WHAT THIS TASK INVOLVES:
Pick out each line containing the string "食品经营".

(Dataset entries)
• • • • •
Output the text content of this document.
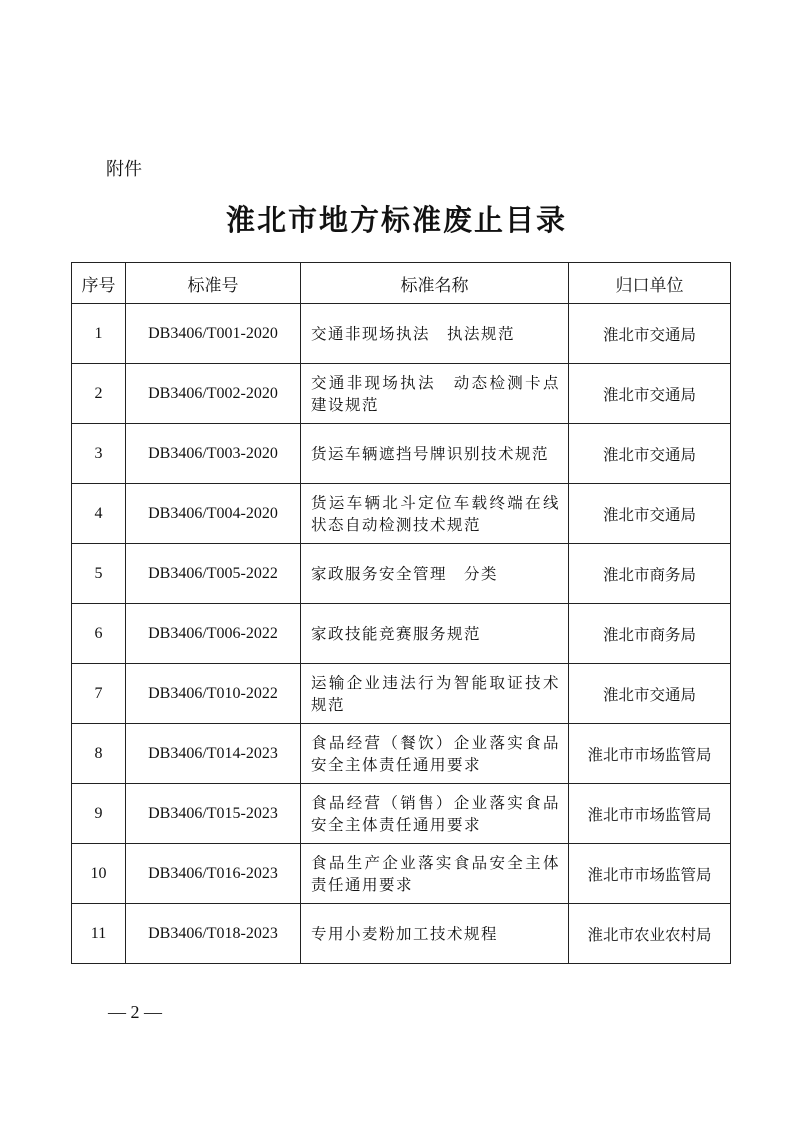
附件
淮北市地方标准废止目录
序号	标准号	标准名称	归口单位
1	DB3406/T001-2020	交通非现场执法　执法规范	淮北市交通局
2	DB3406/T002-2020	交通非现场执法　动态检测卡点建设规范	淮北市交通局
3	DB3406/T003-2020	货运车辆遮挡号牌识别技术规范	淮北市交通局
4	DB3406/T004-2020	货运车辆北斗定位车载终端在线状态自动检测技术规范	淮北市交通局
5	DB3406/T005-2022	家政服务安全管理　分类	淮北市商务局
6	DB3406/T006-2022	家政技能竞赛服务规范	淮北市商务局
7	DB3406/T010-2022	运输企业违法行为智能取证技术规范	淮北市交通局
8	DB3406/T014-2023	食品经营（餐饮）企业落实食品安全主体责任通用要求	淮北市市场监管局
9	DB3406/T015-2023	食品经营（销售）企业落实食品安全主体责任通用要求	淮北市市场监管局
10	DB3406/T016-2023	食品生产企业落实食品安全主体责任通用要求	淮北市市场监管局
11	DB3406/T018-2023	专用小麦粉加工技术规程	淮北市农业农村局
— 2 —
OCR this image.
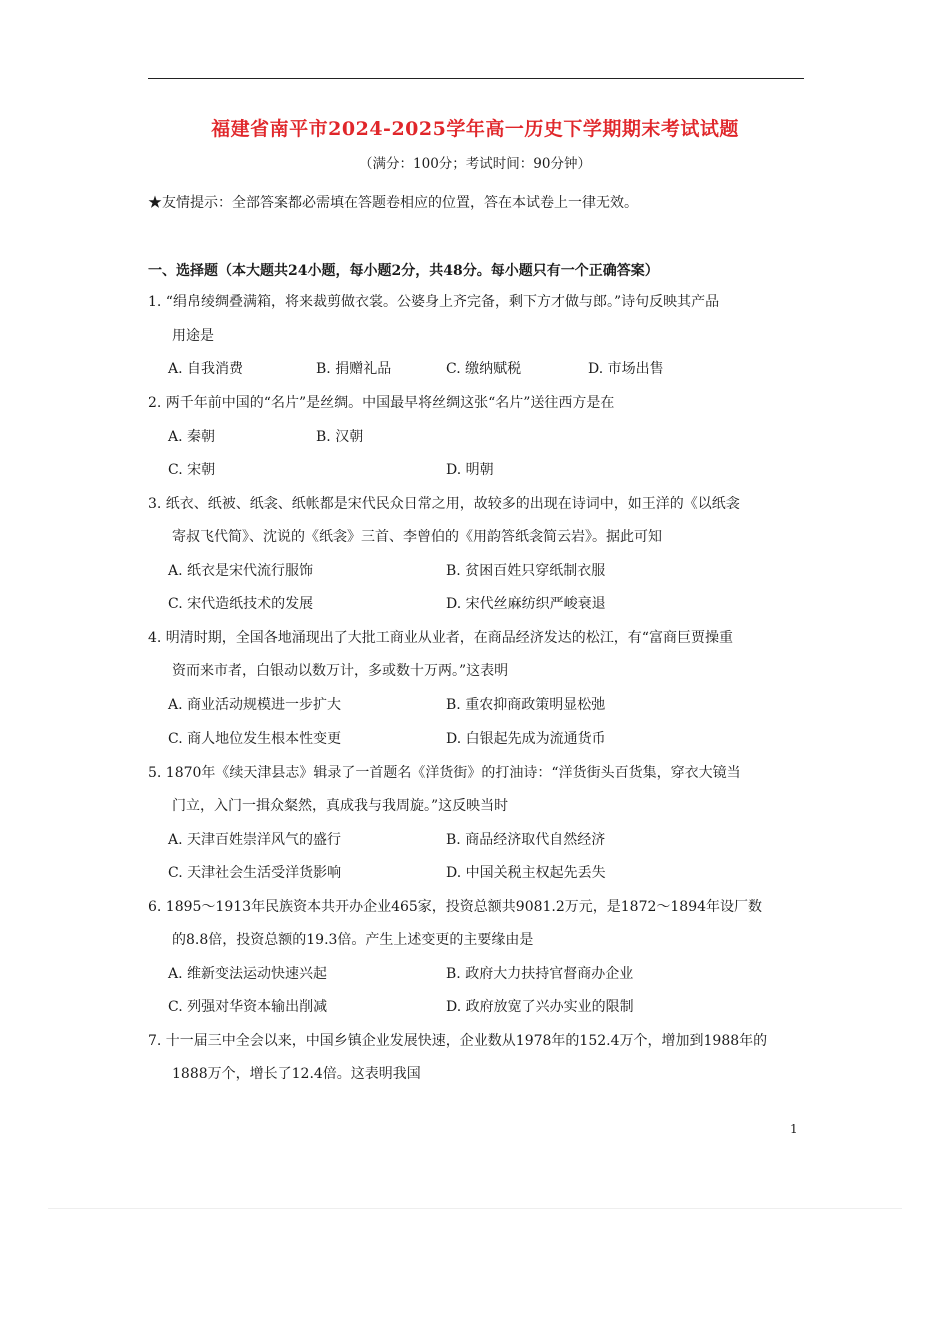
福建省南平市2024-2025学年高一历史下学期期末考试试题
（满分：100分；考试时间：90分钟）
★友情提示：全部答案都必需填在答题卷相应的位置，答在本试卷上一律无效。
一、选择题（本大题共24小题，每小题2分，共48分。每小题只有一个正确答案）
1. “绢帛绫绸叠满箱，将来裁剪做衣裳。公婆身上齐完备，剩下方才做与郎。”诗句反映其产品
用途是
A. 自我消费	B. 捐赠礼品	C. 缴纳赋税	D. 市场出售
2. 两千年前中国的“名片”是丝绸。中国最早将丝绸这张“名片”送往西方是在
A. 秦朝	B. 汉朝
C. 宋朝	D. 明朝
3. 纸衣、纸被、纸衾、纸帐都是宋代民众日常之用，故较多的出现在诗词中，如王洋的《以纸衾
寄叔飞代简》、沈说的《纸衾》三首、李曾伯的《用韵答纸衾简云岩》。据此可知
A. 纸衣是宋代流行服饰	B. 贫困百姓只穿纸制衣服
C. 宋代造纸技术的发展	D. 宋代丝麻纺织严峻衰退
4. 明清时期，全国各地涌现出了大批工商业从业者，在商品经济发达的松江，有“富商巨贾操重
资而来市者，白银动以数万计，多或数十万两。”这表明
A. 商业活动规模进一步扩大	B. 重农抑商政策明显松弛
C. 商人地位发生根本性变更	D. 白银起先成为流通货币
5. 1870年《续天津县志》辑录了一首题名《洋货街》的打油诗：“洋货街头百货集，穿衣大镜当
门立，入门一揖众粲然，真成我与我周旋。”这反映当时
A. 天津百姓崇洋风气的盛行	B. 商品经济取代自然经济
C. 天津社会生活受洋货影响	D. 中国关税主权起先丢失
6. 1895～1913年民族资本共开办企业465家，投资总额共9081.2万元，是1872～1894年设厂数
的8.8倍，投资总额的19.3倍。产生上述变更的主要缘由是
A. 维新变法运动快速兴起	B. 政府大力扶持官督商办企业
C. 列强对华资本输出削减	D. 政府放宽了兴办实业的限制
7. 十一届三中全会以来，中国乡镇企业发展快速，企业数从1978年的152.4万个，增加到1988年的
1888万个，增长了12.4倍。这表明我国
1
• • • • •
TASK OUTPUT:
8	DB3406/T014-2023	食品经营（餐饮）企业落实食品安全主体责任通用要求	淮北市市场监管局
9	DB3406/T015-2023	食品经营（销售）企业落实食品安全主体责任通用要求	淮北市市场监管局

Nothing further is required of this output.